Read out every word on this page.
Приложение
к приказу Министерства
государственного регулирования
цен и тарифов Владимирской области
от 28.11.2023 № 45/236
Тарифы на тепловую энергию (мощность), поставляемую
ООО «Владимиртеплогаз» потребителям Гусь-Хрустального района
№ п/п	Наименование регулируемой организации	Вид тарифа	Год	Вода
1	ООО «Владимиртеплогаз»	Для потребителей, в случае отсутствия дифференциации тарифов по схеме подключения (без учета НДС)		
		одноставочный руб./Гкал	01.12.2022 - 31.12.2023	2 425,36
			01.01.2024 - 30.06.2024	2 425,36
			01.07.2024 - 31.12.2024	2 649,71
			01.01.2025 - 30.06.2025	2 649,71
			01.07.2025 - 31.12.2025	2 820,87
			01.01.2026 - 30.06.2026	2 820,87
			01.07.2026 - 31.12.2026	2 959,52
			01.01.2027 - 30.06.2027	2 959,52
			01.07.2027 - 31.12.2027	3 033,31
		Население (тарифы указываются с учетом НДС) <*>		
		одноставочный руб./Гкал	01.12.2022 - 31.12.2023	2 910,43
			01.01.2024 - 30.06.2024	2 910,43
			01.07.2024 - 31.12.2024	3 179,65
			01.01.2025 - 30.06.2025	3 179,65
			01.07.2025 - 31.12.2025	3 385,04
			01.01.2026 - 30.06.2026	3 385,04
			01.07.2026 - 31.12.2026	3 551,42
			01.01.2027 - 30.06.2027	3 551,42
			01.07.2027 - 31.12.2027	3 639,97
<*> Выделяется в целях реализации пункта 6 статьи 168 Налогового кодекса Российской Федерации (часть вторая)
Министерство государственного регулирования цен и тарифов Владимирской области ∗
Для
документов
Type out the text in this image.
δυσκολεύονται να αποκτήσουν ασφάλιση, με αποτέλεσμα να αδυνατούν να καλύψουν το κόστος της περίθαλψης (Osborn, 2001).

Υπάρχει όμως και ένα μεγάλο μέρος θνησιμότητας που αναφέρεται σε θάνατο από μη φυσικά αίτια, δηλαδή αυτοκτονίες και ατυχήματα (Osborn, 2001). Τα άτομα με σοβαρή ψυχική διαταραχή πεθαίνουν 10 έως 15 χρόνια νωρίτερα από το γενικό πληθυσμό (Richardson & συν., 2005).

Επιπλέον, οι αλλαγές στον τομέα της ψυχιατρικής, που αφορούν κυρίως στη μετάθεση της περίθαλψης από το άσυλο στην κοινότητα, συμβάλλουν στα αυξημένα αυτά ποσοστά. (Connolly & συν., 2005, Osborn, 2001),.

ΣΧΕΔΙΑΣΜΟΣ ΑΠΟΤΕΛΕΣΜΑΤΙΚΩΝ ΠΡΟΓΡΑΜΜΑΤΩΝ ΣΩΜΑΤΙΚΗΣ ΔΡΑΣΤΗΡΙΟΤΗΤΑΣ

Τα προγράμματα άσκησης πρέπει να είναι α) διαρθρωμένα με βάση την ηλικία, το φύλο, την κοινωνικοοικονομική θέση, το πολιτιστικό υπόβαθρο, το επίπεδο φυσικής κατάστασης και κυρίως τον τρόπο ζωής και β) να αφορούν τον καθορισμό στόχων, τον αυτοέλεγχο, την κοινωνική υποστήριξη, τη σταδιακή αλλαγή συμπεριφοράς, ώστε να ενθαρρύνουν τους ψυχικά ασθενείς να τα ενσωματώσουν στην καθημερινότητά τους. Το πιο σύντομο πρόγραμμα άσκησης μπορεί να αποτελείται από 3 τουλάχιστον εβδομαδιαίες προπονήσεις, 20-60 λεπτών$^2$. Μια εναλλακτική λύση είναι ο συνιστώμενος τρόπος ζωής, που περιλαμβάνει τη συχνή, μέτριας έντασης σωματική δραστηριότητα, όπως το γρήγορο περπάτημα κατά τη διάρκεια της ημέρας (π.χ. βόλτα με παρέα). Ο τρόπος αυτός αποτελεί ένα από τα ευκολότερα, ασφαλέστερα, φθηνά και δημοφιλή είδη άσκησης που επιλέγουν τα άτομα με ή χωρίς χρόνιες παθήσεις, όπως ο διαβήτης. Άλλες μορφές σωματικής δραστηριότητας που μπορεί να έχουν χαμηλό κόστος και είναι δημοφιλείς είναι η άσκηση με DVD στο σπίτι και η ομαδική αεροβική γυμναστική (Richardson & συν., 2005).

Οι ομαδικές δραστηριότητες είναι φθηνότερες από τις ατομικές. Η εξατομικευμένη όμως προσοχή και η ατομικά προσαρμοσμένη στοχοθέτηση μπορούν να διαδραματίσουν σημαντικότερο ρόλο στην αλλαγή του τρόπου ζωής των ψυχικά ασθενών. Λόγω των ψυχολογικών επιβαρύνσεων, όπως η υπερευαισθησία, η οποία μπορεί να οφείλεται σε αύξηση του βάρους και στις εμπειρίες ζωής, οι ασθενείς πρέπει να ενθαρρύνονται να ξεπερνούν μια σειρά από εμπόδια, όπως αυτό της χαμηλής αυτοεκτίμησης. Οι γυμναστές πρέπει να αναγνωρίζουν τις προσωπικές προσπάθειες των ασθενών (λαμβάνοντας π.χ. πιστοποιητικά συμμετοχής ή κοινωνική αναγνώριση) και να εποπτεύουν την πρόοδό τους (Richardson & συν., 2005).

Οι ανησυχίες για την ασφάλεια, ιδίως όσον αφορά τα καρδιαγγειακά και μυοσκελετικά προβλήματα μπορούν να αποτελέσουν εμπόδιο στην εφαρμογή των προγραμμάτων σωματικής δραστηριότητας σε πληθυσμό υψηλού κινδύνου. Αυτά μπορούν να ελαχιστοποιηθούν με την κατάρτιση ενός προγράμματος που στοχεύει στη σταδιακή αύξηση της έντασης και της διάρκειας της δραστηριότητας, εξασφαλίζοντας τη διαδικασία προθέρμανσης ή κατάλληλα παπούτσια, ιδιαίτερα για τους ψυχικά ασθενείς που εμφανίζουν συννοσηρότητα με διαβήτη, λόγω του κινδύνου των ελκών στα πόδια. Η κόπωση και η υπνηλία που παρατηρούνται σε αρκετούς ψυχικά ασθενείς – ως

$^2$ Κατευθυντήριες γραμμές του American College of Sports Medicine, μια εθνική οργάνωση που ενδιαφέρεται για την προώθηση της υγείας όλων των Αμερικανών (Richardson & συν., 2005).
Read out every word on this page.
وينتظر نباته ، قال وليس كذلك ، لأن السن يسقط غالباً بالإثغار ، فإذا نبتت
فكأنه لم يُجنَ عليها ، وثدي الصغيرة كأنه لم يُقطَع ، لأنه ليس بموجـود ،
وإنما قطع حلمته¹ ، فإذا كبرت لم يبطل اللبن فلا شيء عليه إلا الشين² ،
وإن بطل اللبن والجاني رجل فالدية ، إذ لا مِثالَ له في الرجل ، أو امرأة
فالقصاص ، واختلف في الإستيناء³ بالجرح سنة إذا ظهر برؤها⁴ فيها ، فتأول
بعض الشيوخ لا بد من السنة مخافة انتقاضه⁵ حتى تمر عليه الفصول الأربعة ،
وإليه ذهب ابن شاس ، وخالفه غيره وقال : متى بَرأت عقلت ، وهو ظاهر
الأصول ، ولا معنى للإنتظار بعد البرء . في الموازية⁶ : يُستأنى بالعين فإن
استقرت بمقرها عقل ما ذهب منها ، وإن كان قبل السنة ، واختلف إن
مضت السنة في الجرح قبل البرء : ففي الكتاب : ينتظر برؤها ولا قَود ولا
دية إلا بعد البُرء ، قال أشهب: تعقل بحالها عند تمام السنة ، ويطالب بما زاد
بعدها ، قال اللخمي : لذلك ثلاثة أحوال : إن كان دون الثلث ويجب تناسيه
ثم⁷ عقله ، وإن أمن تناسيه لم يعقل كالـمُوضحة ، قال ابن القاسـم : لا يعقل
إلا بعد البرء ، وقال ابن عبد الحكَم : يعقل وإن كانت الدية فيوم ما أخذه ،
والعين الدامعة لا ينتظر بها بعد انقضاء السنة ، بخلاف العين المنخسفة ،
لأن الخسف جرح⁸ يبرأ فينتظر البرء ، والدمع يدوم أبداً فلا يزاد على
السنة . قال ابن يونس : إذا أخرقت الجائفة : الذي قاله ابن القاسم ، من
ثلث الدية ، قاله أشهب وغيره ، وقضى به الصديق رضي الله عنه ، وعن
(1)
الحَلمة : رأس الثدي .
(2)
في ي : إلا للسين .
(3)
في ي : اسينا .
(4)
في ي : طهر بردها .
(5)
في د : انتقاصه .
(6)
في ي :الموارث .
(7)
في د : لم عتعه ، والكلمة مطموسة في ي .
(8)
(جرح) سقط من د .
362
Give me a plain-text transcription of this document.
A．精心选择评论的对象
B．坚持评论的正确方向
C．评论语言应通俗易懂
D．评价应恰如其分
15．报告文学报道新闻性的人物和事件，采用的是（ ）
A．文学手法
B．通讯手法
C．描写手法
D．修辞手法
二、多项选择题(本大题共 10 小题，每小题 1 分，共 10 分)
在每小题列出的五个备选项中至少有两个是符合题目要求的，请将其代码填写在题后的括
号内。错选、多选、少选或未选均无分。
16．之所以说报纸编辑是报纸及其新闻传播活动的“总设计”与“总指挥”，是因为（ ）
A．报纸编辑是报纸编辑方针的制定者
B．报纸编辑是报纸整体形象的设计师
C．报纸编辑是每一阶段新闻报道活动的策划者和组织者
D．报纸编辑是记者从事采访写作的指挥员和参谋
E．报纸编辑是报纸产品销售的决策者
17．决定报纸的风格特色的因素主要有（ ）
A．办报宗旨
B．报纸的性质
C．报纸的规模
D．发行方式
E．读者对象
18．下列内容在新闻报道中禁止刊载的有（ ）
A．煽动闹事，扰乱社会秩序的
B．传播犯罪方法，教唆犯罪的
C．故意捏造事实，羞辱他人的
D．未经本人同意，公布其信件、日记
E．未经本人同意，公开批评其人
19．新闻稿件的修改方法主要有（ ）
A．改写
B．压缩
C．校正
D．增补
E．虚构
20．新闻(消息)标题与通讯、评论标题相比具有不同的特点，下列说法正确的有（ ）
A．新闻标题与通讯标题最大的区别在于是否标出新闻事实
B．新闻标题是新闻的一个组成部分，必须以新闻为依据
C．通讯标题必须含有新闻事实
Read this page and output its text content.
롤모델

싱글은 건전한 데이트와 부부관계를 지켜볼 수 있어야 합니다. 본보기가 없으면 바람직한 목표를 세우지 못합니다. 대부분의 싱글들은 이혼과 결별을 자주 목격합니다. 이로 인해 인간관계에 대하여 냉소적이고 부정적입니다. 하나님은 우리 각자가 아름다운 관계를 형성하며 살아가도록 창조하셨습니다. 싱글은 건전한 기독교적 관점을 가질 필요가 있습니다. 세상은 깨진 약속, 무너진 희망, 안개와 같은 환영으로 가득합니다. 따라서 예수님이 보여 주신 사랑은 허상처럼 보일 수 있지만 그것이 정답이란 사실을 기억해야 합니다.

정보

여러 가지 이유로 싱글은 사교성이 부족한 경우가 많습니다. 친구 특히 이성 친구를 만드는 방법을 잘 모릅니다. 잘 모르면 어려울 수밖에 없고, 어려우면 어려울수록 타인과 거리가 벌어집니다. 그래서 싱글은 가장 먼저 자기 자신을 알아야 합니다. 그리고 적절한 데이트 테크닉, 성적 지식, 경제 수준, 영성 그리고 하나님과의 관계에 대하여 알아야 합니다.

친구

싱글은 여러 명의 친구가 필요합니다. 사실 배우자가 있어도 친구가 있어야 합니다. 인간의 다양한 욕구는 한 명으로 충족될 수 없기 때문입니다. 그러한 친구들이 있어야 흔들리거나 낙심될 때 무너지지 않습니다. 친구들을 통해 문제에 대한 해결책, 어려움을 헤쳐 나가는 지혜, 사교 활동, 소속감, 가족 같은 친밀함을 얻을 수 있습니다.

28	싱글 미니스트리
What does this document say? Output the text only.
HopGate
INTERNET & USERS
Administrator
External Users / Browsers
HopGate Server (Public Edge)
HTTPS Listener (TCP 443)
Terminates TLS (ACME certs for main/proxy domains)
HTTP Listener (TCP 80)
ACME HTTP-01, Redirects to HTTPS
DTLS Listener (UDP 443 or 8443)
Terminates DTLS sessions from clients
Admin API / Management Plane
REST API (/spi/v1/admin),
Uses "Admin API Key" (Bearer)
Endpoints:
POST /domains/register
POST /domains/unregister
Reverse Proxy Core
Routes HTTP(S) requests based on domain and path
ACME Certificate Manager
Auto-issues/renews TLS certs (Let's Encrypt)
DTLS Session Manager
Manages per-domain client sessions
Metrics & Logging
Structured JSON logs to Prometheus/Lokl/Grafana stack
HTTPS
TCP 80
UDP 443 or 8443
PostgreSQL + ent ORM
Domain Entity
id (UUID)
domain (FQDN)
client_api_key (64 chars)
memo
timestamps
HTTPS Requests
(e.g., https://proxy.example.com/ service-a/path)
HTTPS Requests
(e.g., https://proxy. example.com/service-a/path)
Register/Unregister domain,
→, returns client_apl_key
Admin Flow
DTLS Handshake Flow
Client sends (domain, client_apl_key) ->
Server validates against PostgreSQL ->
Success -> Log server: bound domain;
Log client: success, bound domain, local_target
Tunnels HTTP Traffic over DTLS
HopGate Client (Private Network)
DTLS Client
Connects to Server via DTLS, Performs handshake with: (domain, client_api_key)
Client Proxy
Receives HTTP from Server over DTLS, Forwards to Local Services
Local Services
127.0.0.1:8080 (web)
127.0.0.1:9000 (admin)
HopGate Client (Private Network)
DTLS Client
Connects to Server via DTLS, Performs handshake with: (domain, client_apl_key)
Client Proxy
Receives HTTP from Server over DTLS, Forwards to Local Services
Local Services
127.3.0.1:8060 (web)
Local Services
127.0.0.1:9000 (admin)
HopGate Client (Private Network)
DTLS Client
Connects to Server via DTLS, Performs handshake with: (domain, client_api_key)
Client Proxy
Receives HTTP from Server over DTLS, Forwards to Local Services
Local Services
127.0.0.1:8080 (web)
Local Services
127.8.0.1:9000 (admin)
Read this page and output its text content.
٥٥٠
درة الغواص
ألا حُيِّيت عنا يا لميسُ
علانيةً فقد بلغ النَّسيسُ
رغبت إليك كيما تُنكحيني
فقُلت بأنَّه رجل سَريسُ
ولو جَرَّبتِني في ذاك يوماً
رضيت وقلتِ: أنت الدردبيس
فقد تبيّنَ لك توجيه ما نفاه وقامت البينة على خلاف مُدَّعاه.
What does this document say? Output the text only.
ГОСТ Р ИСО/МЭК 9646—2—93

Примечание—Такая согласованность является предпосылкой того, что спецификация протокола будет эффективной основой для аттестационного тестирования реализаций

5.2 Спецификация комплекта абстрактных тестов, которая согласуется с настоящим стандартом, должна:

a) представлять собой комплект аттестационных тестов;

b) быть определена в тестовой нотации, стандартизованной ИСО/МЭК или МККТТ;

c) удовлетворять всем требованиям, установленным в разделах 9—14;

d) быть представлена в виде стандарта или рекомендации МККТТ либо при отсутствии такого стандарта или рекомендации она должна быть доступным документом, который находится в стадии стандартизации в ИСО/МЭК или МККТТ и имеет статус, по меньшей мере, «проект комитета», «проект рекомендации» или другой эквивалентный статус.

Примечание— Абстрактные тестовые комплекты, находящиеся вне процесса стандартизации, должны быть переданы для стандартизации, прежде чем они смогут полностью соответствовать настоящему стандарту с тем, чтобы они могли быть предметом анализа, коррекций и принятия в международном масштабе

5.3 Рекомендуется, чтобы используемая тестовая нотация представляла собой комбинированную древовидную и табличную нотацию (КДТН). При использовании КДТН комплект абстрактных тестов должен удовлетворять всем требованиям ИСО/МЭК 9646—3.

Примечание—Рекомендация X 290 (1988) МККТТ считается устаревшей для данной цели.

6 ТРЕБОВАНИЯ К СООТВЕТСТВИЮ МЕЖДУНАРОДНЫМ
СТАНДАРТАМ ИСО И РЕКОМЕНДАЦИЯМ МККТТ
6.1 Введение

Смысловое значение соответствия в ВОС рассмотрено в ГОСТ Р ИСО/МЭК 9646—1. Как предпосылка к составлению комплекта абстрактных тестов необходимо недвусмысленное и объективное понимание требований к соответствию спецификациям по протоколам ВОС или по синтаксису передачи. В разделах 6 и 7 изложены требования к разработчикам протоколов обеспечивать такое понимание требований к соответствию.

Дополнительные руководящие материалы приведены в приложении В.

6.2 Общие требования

**What is required:**
Look through the material and copy each line that has "удовлетворять".

**Right answer:**
c) удовлетворять всем требованиям, установленным в разделах 9—14;
5.3 Рекомендуется, чтобы используемая тестовая нотация представляла собой комбинированную древовидную и табличную нотацию (КДТН). При использовании КДТН комплект абстрактных тестов должен удовлетворять всем требованиям ИСО/МЭК 9646—3.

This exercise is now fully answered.